What is expected
From the entries below, count the lines with "JSON". Write only the count.

Chart and figure data:
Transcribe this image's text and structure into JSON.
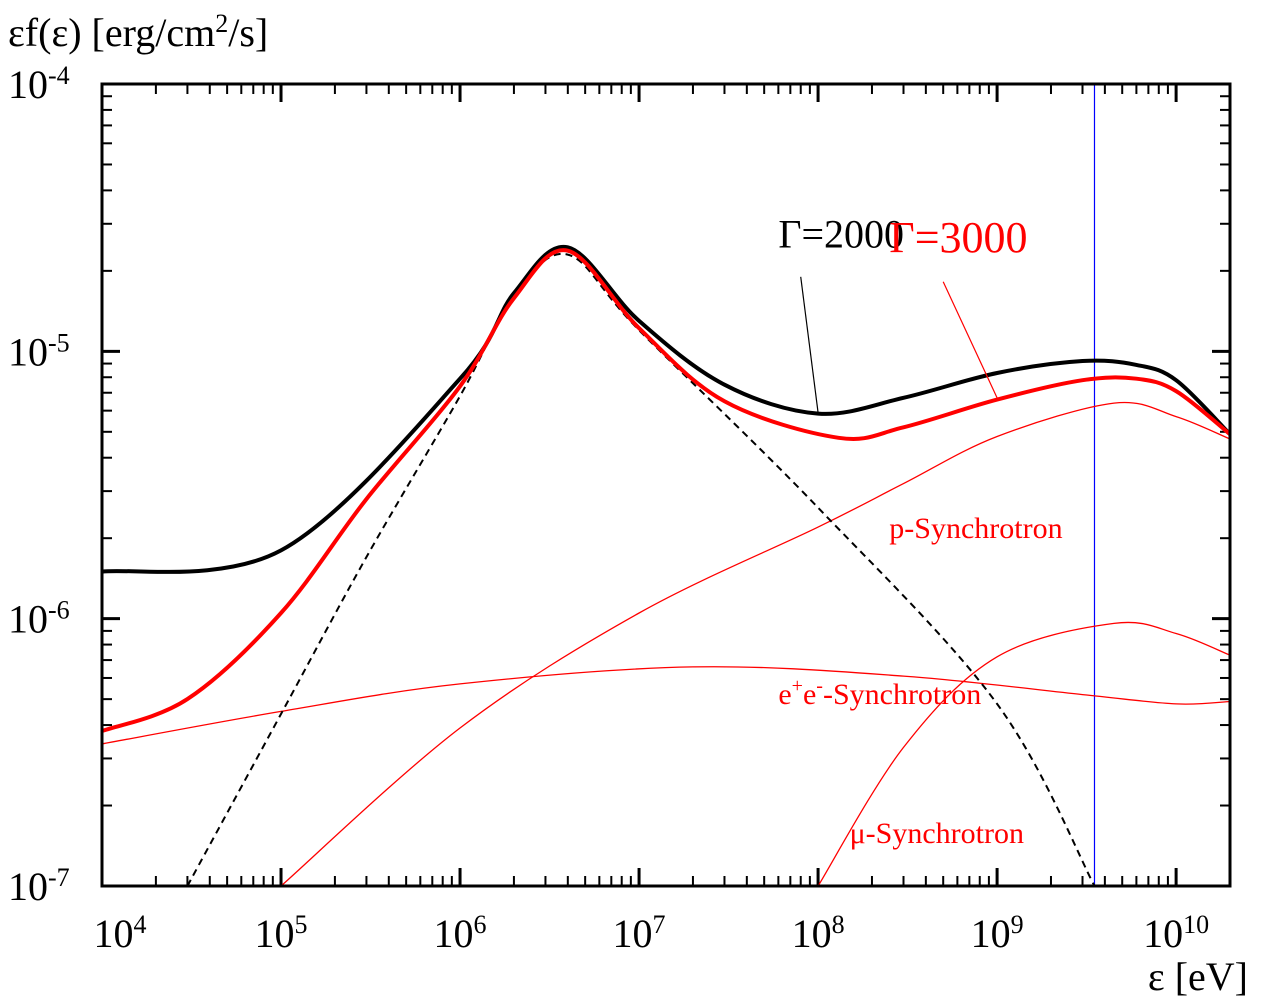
{
  "chart_data": {
    "type": "line",
    "title": "",
    "ylabel": "εf(ε) [erg/cm²/s]",
    "ylabel_parts": {
      "main": "εf(ε) [erg/cm",
      "sup": "2",
      "tail": "/s]"
    },
    "xlabel": "ε [eV]",
    "xscale": "log",
    "yscale": "log",
    "xlim": [
      10000,
      20000000000
    ],
    "ylim": [
      1e-07,
      0.0001
    ],
    "x_ticks": [
      {
        "value": 10000,
        "base": "10",
        "exp": "4"
      },
      {
        "value": 100000,
        "base": "10",
        "exp": "5"
      },
      {
        "value": 1000000,
        "base": "10",
        "exp": "6"
      },
      {
        "value": 10000000,
        "base": "10",
        "exp": "7"
      },
      {
        "value": 100000000,
        "base": "10",
        "exp": "8"
      },
      {
        "value": 1000000000,
        "base": "10",
        "exp": "9"
      },
      {
        "value": 10000000000,
        "base": "10",
        "exp": "10"
      }
    ],
    "y_ticks": [
      {
        "value": 1e-07,
        "base": "10",
        "exp": "-7"
      },
      {
        "value": 1e-06,
        "base": "10",
        "exp": "-6"
      },
      {
        "value": 1e-05,
        "base": "10",
        "exp": "-5"
      },
      {
        "value": 0.0001,
        "base": "10",
        "exp": "-4"
      }
    ],
    "vertical_line": {
      "x": 3500000000,
      "color": "#0000ff"
    },
    "series": [
      {
        "name": "Γ=2000",
        "color": "#000000",
        "style": "thick",
        "points": [
          [
            10000,
            1.5e-06
          ],
          [
            100000,
            1.8e-06
          ],
          [
            1000000,
            7.9e-06
          ],
          [
            2000000,
            1.65e-05
          ],
          [
            4000000,
            2.45e-05
          ],
          [
            10000000,
            1.3e-05
          ],
          [
            30000000,
            7.5e-06
          ],
          [
            100000000,
            5.85e-06
          ],
          [
            300000000,
            6.7e-06
          ],
          [
            1000000000,
            8.3e-06
          ],
          [
            3000000000,
            9.2e-06
          ],
          [
            6000000000,
            8.9e-06
          ],
          [
            10000000000,
            7.8e-06
          ],
          [
            20000000000,
            4.9e-06
          ]
        ]
      },
      {
        "name": "Γ=3000",
        "color": "#ff0000",
        "style": "thick",
        "points": [
          [
            10000,
            3.8e-07
          ],
          [
            30000,
            5e-07
          ],
          [
            100000,
            1.05e-06
          ],
          [
            300000,
            2.8e-06
          ],
          [
            1000000,
            7.4e-06
          ],
          [
            2000000,
            1.58e-05
          ],
          [
            4000000,
            2.38e-05
          ],
          [
            10000000,
            1.22e-05
          ],
          [
            30000000,
            6.5e-06
          ],
          [
            130000000,
            4.75e-06
          ],
          [
            300000000,
            5.2e-06
          ],
          [
            1000000000,
            6.6e-06
          ],
          [
            3000000000,
            7.8e-06
          ],
          [
            6000000000,
            7.9e-06
          ],
          [
            10000000000,
            7.1e-06
          ],
          [
            20000000000,
            4.9e-06
          ]
        ]
      },
      {
        "name": "dashed",
        "color": "#000000",
        "style": "dashed",
        "points": [
          [
            30000,
            1e-07
          ],
          [
            100000,
            4.4e-07
          ],
          [
            300000,
            1.7e-06
          ],
          [
            1000000,
            6.8e-06
          ],
          [
            2000000,
            1.6e-05
          ],
          [
            4000000,
            2.3e-05
          ],
          [
            10000000,
            1.2e-05
          ],
          [
            100000000,
            2.6e-06
          ],
          [
            1000000000,
            4.8e-07
          ],
          [
            3500000000,
            1e-07
          ]
        ]
      },
      {
        "name": "p-Synchrotron",
        "color": "#ff0000",
        "style": "thin",
        "points": [
          [
            100000,
            1e-07
          ],
          [
            1000000,
            3.9e-07
          ],
          [
            10000000,
            1.05e-06
          ],
          [
            100000000,
            2.2e-06
          ],
          [
            300000000,
            3.2e-06
          ],
          [
            1000000000,
            4.8e-06
          ],
          [
            4500000000,
            6.4e-06
          ],
          [
            10000000000,
            5.7e-06
          ],
          [
            20000000000,
            4.7e-06
          ]
        ]
      },
      {
        "name": "e⁺e⁻-Synchrotron",
        "color": "#ff0000",
        "style": "thin",
        "points": [
          [
            10000,
            3.4e-07
          ],
          [
            100000,
            4.5e-07
          ],
          [
            1000000,
            5.7e-07
          ],
          [
            20000000,
            6.6e-07
          ],
          [
            300000000,
            6.1e-07
          ],
          [
            3000000000,
            5.2e-07
          ],
          [
            10000000000,
            4.8e-07
          ],
          [
            20000000000,
            4.9e-07
          ]
        ]
      },
      {
        "name": "μ-Synchrotron",
        "color": "#ff0000",
        "style": "thin",
        "points": [
          [
            100000000,
            1e-07
          ],
          [
            300000000,
            3.3e-07
          ],
          [
            1000000000,
            7.2e-07
          ],
          [
            4500000000,
            9.6e-07
          ],
          [
            10000000000,
            8.8e-07
          ],
          [
            20000000000,
            7.3e-07
          ]
        ]
      }
    ],
    "annotations": [
      {
        "id": "g2000",
        "text": "Γ=2000",
        "color": "#000000",
        "size": 40,
        "x": 60000000,
        "y": 2.45e-05,
        "pointer": [
          [
            80000000,
            1.9e-05
          ],
          [
            100000000,
            5.9e-06
          ]
        ]
      },
      {
        "id": "g3000",
        "text": "Γ=3000",
        "color": "#ff0000",
        "size": 44,
        "x": 250000000,
        "y": 2.35e-05,
        "pointer": [
          [
            500000000,
            1.82e-05
          ],
          [
            1000000000,
            6.7e-06
          ]
        ]
      },
      {
        "id": "psyn",
        "text": "p-Synchrotron",
        "color": "#ff0000",
        "size": 30,
        "x": 250000000,
        "y": 2e-06
      },
      {
        "id": "eesyn",
        "text_parts": [
          "e",
          "+",
          "e",
          "-",
          "-Synchrotron"
        ],
        "color": "#ff0000",
        "size": 30,
        "x": 60000000,
        "y": 4.8e-07
      },
      {
        "id": "musyn",
        "text": "μ-Synchrotron",
        "color": "#ff0000",
        "size": 30,
        "x": 150000000,
        "y": 1.45e-07
      }
    ]
  }
}
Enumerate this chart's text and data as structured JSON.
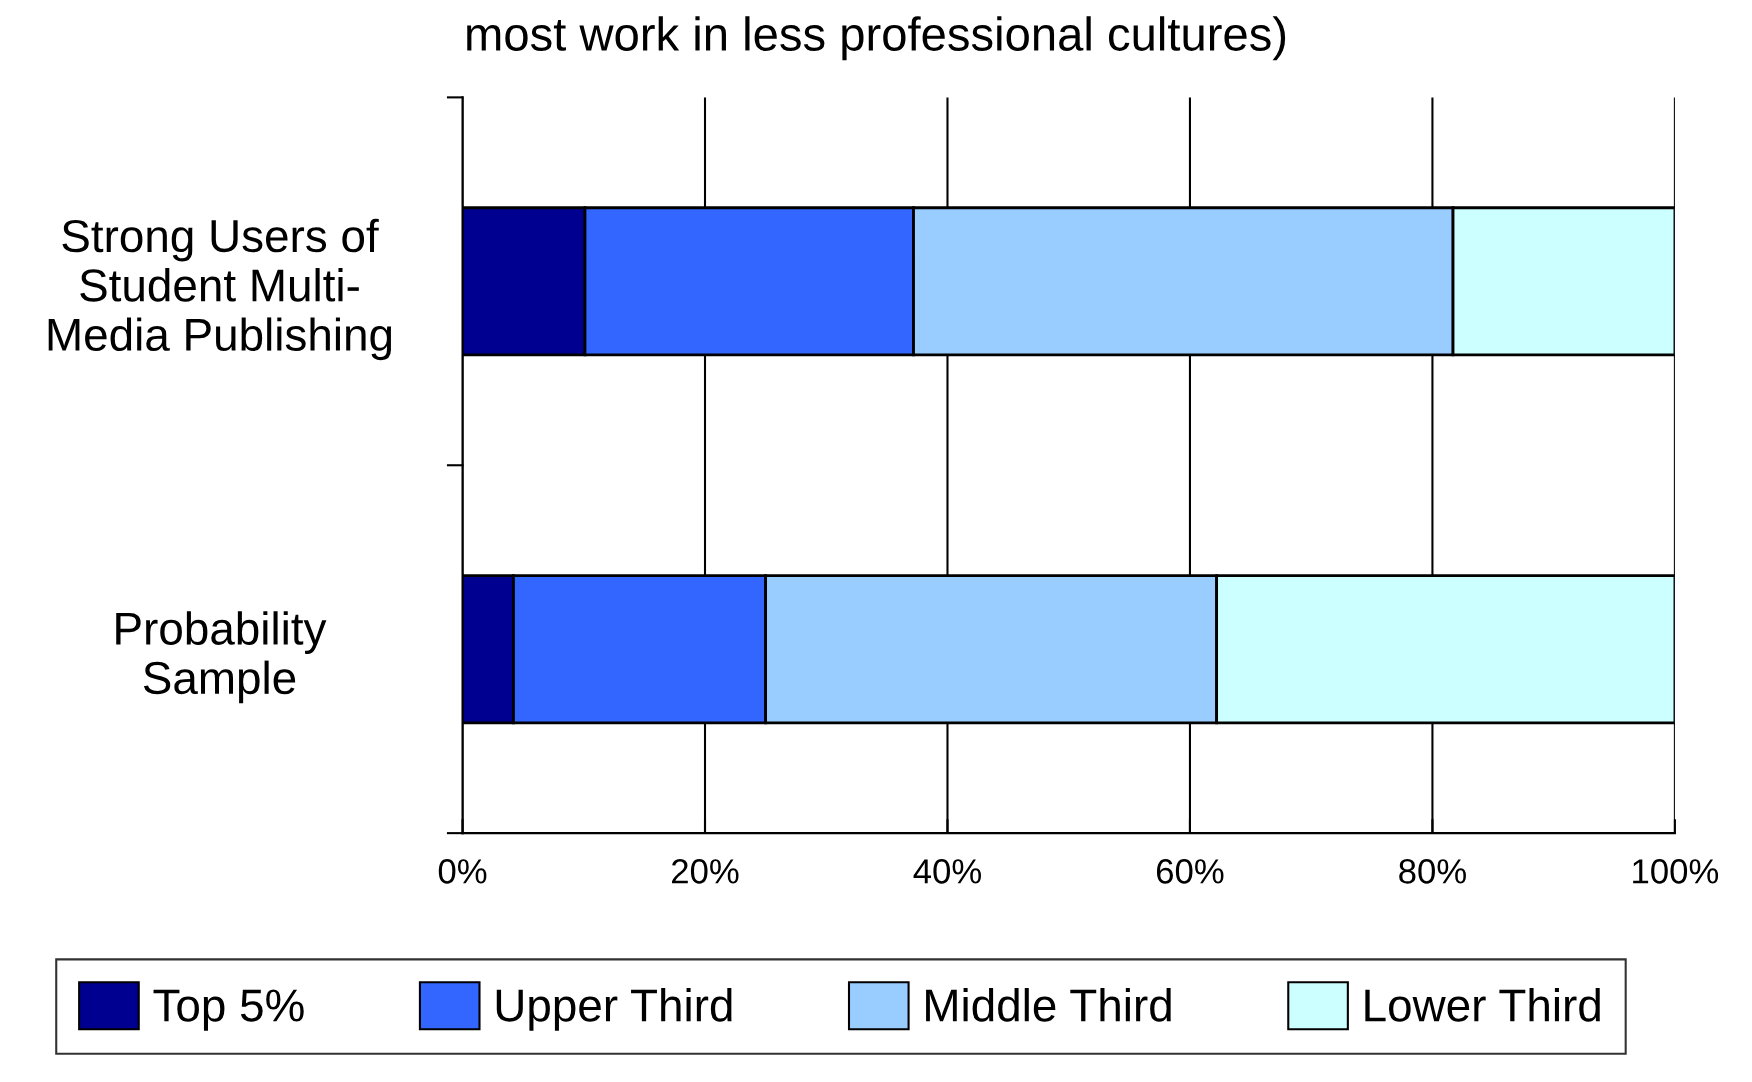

Response
2